Work out how many lines of the records hold the string "name", and reply with that number alone.

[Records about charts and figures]
|---|

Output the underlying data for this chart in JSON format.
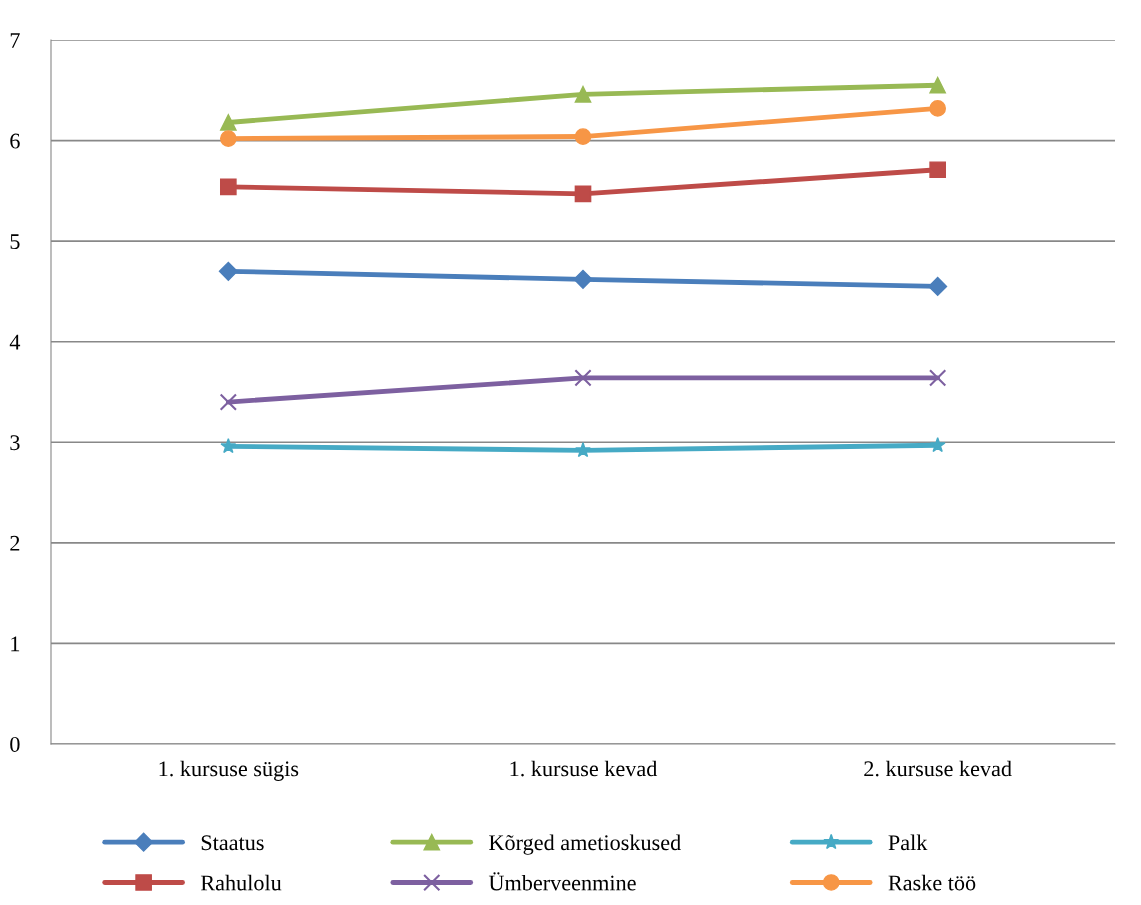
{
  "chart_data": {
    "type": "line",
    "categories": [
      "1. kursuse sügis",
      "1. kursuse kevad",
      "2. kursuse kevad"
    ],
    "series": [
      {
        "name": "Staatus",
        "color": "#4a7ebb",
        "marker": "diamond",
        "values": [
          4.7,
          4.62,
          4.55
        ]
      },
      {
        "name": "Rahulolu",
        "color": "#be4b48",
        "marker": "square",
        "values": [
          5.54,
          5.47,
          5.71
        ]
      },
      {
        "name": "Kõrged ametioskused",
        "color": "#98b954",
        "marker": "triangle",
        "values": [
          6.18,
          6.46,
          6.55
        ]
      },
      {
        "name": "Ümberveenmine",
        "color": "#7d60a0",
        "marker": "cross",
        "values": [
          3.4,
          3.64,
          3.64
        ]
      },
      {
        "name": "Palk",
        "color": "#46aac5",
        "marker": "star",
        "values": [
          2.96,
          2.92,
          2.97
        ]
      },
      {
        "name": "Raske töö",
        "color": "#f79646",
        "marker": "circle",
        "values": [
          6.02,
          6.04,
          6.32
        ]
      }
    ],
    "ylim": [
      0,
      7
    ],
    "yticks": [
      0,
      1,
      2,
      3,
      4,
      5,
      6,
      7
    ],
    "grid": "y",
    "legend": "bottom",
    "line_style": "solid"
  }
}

|---|

Exercise response → 6